• YOUR TASK: Every entry here needs to be repeated exactly.

• SUPPLIED MATERIAL:

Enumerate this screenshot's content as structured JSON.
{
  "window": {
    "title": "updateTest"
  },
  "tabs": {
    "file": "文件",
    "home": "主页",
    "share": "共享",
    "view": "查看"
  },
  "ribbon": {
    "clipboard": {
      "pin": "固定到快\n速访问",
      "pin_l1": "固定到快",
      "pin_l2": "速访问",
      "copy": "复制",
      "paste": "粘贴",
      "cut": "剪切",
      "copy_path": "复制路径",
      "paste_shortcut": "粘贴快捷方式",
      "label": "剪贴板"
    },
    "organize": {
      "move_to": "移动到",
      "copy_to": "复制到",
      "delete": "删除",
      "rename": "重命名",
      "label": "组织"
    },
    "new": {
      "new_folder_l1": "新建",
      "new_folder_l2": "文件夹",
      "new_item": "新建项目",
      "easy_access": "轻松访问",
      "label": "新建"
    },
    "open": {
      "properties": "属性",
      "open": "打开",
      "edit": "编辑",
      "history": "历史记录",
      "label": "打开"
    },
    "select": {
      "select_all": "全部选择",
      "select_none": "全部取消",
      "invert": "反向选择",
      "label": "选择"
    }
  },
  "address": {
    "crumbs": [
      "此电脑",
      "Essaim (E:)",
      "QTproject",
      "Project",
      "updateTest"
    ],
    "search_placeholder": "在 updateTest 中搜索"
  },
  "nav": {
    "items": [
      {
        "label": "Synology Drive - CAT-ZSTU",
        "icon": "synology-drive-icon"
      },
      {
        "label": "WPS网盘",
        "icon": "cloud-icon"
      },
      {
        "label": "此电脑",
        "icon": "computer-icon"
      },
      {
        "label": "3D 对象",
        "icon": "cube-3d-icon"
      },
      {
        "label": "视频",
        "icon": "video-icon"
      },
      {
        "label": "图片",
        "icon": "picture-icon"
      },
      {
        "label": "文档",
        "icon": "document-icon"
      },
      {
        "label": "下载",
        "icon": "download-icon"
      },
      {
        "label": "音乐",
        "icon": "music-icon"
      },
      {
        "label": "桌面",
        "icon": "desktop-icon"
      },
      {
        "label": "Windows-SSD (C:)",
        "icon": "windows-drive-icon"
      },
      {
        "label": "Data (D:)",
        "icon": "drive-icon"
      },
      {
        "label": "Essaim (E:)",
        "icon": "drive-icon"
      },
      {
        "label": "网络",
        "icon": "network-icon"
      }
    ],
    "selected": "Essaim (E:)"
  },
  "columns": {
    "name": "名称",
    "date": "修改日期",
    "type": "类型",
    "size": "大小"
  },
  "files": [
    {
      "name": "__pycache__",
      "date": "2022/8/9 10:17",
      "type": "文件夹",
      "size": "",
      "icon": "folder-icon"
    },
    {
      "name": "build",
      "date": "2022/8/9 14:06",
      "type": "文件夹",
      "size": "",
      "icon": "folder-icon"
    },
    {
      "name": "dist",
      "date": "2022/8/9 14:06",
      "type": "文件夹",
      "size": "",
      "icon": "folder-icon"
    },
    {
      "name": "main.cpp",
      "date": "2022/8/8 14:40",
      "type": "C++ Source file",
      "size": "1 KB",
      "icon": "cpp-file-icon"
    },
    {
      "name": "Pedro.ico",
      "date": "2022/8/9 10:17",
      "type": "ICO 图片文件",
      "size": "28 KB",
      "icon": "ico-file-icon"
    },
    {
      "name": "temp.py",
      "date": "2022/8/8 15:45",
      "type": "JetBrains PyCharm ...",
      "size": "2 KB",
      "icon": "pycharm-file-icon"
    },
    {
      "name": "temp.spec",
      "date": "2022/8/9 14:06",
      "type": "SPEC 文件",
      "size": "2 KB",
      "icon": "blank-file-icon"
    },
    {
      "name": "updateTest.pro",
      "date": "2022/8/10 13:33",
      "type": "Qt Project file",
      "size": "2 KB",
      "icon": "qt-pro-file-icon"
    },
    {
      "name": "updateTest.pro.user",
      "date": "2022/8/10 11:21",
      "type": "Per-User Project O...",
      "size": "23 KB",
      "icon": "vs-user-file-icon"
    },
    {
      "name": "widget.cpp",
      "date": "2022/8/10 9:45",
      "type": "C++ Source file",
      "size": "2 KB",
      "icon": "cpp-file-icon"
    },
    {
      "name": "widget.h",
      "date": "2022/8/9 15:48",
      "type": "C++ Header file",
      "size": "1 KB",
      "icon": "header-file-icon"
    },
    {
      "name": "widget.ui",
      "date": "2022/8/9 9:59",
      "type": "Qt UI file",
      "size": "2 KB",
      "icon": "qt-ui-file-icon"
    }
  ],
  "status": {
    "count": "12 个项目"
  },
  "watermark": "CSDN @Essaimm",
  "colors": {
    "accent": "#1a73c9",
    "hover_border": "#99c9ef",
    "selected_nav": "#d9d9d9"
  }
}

• REPLY:
Enumerate this screenshot's content as structured JSON.
{
  "window": {
    "title": "updateTest"
  },
  "tabs": {
    "file": "文件",
    "home": "主页",
    "share": "共享",
    "view": "查看"
  },
  "ribbon": {
    "clipboard": {
      "pin": "固定到快\n速访问",
      "pin_l1": "固定到快",
      "pin_l2": "速访问",
      "copy": "复制",
      "paste": "粘贴",
      "cut": "剪切",
      "copy_path": "复制路径",
      "paste_shortcut": "粘贴快捷方式",
      "label": "剪贴板"
    },
    "organize": {
      "move_to": "移动到",
      "copy_to": "复制到",
      "delete": "删除",
      "rename": "重命名",
      "label": "组织"
    },
    "new": {
      "new_folder_l1": "新建",
      "new_folder_l2": "文件夹",
      "new_item": "新建项目",
      "easy_access": "轻松访问",
      "label": "新建"
    },
    "open": {
      "properties": "属性",
      "open": "打开",
      "edit": "编辑",
      "history": "历史记录",
      "label": "打开"
    },
    "select": {
      "select_all": "全部选择",
      "select_none": "全部取消",
      "invert": "反向选择",
      "label": "选择"
    }
  },
  "address": {
    "crumbs": [
      "此电脑",
      "Essaim (E:)",
      "QTproject",
      "Project",
      "updateTest"
    ],
    "search_placeholder": "在 updateTest 中搜索"
  },
  "nav": {
    "items": [
      {
        "label": "Synology Drive - CAT-ZSTU",
        "icon": "synology-drive-icon"
      },
      {
        "label": "WPS网盘",
        "icon": "cloud-icon"
      },
      {
        "label": "此电脑",
        "icon": "computer-icon"
      },
      {
        "label": "3D 对象",
        "icon": "cube-3d-icon"
      },
      {
        "label": "视频",
        "icon": "video-icon"
      },
      {
        "label": "图片",
        "icon": "picture-icon"
      },
      {
        "label": "文档",
        "icon": "document-icon"
      },
      {
        "label": "下载",
        "icon": "download-icon"
      },
      {
        "label": "音乐",
        "icon": "music-icon"
      },
      {
        "label": "桌面",
        "icon": "desktop-icon"
      },
      {
        "label": "Windows-SSD (C:)",
        "icon": "windows-drive-icon"
      },
      {
        "label": "Data (D:)",
        "icon": "drive-icon"
      },
      {
        "label": "Essaim (E:)",
        "icon": "drive-icon"
      },
      {
        "label": "网络",
        "icon": "network-icon"
      }
    ],
    "selected": "Essaim (E:)"
  },
  "columns": {
    "name": "名称",
    "date": "修改日期",
    "type": "类型",
    "size": "大小"
  },
  "files": [
    {
      "name": "__pycache__",
      "date": "2022/8/9 10:17",
      "type": "文件夹",
      "size": "",
      "icon": "folder-icon"
    },
    {
      "name": "build",
      "date": "2022/8/9 14:06",
      "type": "文件夹",
      "size": "",
      "icon": "folder-icon"
    },
    {
      "name": "dist",
      "date": "2022/8/9 14:06",
      "type": "文件夹",
      "size": "",
      "icon": "folder-icon"
    },
    {
      "name": "main.cpp",
      "date": "2022/8/8 14:40",
      "type": "C++ Source file",
      "size": "1 KB",
      "icon": "cpp-file-icon"
    },
    {
      "name": "Pedro.ico",
      "date": "2022/8/9 10:17",
      "type": "ICO 图片文件",
      "size": "28 KB",
      "icon": "ico-file-icon"
    },
    {
      "name": "temp.py",
      "date": "2022/8/8 15:45",
      "type": "JetBrains PyCharm ...",
      "size": "2 KB",
      "icon": "pycharm-file-icon"
    },
    {
      "name": "temp.spec",
      "date": "2022/8/9 14:06",
      "type": "SPEC 文件",
      "size": "2 KB",
      "icon": "blank-file-icon"
    },
    {
      "name": "updateTest.pro",
      "date": "2022/8/10 13:33",
      "type": "Qt Project file",
      "size": "2 KB",
      "icon": "qt-pro-file-icon"
    },
    {
      "name": "updateTest.pro.user",
      "date": "2022/8/10 11:21",
      "type": "Per-User Project O...",
      "size": "23 KB",
      "icon": "vs-user-file-icon"
    },
    {
      "name": "widget.cpp",
      "date": "2022/8/10 9:45",
      "type": "C++ Source file",
      "size": "2 KB",
      "icon": "cpp-file-icon"
    },
    {
      "name": "widget.h",
      "date": "2022/8/9 15:48",
      "type": "C++ Header file",
      "size": "1 KB",
      "icon": "header-file-icon"
    },
    {
      "name": "widget.ui",
      "date": "2022/8/9 9:59",
      "type": "Qt UI file",
      "size": "2 KB",
      "icon": "qt-ui-file-icon"
    }
  ],
  "status": {
    "count": "12 个项目"
  },
  "watermark": "CSDN @Essaimm",
  "colors": {
    "accent": "#1a73c9",
    "hover_border": "#99c9ef",
    "selected_nav": "#d9d9d9"
  }
}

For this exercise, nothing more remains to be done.